= What you have to do =
Give the listing again in full, exactly as written.

= Input data =
+ + +

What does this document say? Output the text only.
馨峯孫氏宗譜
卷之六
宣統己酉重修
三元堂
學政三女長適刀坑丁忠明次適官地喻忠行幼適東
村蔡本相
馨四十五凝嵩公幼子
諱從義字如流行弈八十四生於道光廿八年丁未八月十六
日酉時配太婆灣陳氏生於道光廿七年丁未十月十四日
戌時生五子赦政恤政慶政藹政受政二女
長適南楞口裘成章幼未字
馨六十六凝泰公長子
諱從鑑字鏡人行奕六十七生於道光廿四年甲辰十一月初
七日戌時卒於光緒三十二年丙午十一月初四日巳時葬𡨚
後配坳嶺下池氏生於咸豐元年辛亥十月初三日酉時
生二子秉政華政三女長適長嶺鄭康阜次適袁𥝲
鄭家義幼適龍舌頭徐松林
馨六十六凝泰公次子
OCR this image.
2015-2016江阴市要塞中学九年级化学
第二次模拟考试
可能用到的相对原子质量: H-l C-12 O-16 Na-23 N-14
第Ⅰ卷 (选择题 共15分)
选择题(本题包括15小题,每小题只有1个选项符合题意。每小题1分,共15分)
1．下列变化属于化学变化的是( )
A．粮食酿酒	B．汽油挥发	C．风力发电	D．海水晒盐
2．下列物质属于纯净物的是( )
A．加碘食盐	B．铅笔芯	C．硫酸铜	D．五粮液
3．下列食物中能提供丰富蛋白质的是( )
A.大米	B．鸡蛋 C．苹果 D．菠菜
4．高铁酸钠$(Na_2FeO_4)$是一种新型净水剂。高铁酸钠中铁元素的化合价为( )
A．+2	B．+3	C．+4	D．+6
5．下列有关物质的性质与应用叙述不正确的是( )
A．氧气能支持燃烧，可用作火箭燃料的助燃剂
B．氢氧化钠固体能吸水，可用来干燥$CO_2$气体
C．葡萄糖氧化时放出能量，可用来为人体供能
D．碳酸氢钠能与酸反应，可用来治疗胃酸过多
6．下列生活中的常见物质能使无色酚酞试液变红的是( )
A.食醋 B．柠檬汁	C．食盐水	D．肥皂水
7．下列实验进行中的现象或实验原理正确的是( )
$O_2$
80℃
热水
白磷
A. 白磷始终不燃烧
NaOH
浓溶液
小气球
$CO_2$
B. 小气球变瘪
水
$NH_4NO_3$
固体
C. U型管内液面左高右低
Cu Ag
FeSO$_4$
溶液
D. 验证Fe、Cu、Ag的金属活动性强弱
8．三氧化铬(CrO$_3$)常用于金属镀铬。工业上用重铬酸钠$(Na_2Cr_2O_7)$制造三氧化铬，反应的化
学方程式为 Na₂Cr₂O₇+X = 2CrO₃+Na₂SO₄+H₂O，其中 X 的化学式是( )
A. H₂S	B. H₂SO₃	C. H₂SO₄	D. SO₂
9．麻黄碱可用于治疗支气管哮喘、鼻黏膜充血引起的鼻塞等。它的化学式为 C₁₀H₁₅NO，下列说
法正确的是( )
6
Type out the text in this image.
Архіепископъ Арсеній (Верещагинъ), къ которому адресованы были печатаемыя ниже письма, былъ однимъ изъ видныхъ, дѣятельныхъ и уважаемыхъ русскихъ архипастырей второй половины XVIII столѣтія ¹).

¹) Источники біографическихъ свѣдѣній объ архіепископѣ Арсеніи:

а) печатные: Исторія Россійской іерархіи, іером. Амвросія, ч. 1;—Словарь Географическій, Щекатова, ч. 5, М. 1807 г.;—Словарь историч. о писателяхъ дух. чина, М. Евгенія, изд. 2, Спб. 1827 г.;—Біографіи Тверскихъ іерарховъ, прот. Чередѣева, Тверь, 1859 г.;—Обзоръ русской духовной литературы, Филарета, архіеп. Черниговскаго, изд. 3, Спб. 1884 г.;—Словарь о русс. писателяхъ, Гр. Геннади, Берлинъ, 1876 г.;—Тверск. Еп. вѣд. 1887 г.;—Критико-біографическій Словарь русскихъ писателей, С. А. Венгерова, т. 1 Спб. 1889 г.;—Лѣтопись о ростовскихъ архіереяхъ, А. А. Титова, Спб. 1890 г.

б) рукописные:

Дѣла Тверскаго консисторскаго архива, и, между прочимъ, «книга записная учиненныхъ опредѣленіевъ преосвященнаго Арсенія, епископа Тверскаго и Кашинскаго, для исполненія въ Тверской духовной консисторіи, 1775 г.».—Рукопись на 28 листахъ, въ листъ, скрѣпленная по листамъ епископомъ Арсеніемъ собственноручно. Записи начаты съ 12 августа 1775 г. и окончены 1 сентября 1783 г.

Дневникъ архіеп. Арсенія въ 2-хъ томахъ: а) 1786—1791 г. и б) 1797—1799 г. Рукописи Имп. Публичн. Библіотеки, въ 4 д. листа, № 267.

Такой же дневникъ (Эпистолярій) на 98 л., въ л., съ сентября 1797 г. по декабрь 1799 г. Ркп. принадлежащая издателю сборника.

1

+ + +

= Task result =
What does this document say? Output the text only.
馨峯孫氏宗譜
卷之六
宣統己酉重修
三元堂
學政三女長適刀坑丁忠明次適官地喻忠行幼適東
村蔡本相
馨四十五凝嵩公幼子
諱從義字如流行弈八十四生於道光廿八年丁未八月十六
日酉時配太婆灣陳氏生於道光廿七年丁未十月十四日
戌時生五子赦政恤政慶政藹政受政二女
長適南楞口裘成章幼未字
馨六十六凝泰公長子
諱從鑑字鏡人行奕六十七生於道光廿四年甲辰十一月初
七日戌時卒於光緒三十二年丙午十一月初四日巳時葬𡨚
後配坳嶺下池氏生於咸豐元年辛亥十月初三日酉時
生二子秉政華政三女長適長嶺鄭康阜次適袁𥝲
鄭家義幼適龍舌頭徐松林
馨六十六凝泰公次子
OCR this image.
2015-2016江阴市要塞中学九年级化学
第二次模拟考试
可能用到的相对原子质量: H-l C-12 O-16 Na-23 N-14
第Ⅰ卷 (选择题 共15分)
选择题(本题包括15小题,每小题只有1个选项符合题意。每小题1分,共15分)
1．下列变化属于化学变化的是( )
A．粮食酿酒	B．汽油挥发	C．风力发电	D．海水晒盐
2．下列物质属于纯净物的是( )
A．加碘食盐	B．铅笔芯	C．硫酸铜	D．五粮液
3．下列食物中能提供丰富蛋白质的是( )
A.大米	B．鸡蛋 C．苹果 D．菠菜
4．高铁酸钠$(Na_2FeO_4)$是一种新型净水剂。高铁酸钠中铁元素的化合价为( )
A．+2	B．+3	C．+4	D．+6
5．下列有关物质的性质与应用叙述不正确的是( )
A．氧气能支持燃烧，可用作火箭燃料的助燃剂
B．氢氧化钠固体能吸水，可用来干燥$CO_2$气体
C．葡萄糖氧化时放出能量，可用来为人体供能
D．碳酸氢钠能与酸反应，可用来治疗胃酸过多
6．下列生活中的常见物质能使无色酚酞试液变红的是( )
A.食醋 B．柠檬汁	C．食盐水	D．肥皂水
7．下列实验进行中的现象或实验原理正确的是( )
$O_2$
80℃
热水
白磷
A. 白磷始终不燃烧
NaOH
浓溶液
小气球
$CO_2$
B. 小气球变瘪
水
$NH_4NO_3$
固体
C. U型管内液面左高右低
Cu Ag
FeSO$_4$
溶液
D. 验证Fe、Cu、Ag的金属活动性强弱
8．三氧化铬(CrO$_3$)常用于金属镀铬。工业上用重铬酸钠$(Na_2Cr_2O_7)$制造三氧化铬，反应的化
学方程式为 Na₂Cr₂O₇+X = 2CrO₃+Na₂SO₄+H₂O，其中 X 的化学式是( )
A. H₂S	B. H₂SO₃	C. H₂SO₄	D. SO₂
9．麻黄碱可用于治疗支气管哮喘、鼻黏膜充血引起的鼻塞等。它的化学式为 C₁₀H₁₅NO，下列说
法正确的是( )
6
Type out the text in this image.
Архіепископъ Арсеній (Верещагинъ), къ которому адресованы были печатаемыя ниже письма, былъ однимъ изъ видныхъ, дѣятельныхъ и уважаемыхъ русскихъ архипастырей второй половины XVIII столѣтія ¹).

¹) Источники біографическихъ свѣдѣній объ архіепископѣ Арсеніи:

а) печатные: Исторія Россійской іерархіи, іером. Амвросія, ч. 1;—Словарь Географическій, Щекатова, ч. 5, М. 1807 г.;—Словарь историч. о писателяхъ дух. чина, М. Евгенія, изд. 2, Спб. 1827 г.;—Біографіи Тверскихъ іерарховъ, прот. Чередѣева, Тверь, 1859 г.;—Обзоръ русской духовной литературы, Филарета, архіеп. Черниговскаго, изд. 3, Спб. 1884 г.;—Словарь о русс. писателяхъ, Гр. Геннади, Берлинъ, 1876 г.;—Тверск. Еп. вѣд. 1887 г.;—Критико-біографическій Словарь русскихъ писателей, С. А. Венгерова, т. 1 Спб. 1889 г.;—Лѣтопись о ростовскихъ архіереяхъ, А. А. Титова, Спб. 1890 г.

б) рукописные:

Дѣла Тверскаго консисторскаго архива, и, между прочимъ, «книга записная учиненныхъ опредѣленіевъ преосвященнаго Арсенія, епископа Тверскаго и Кашинскаго, для исполненія въ Тверской духовной консисторіи, 1775 г.».—Рукопись на 28 листахъ, въ листъ, скрѣпленная по листамъ епископомъ Арсеніемъ собственноручно. Записи начаты съ 12 августа 1775 г. и окончены 1 сентября 1783 г.

Дневникъ архіеп. Арсенія въ 2-хъ томахъ: а) 1786—1791 г. и б) 1797—1799 г. Рукописи Имп. Публичн. Библіотеки, въ 4 д. листа, № 267.

Такой же дневникъ (Эпистолярій) на 98 л., въ л., съ сентября 1797 г. по декабрь 1799 г. Ркп. принадлежащая издателю сборника.

1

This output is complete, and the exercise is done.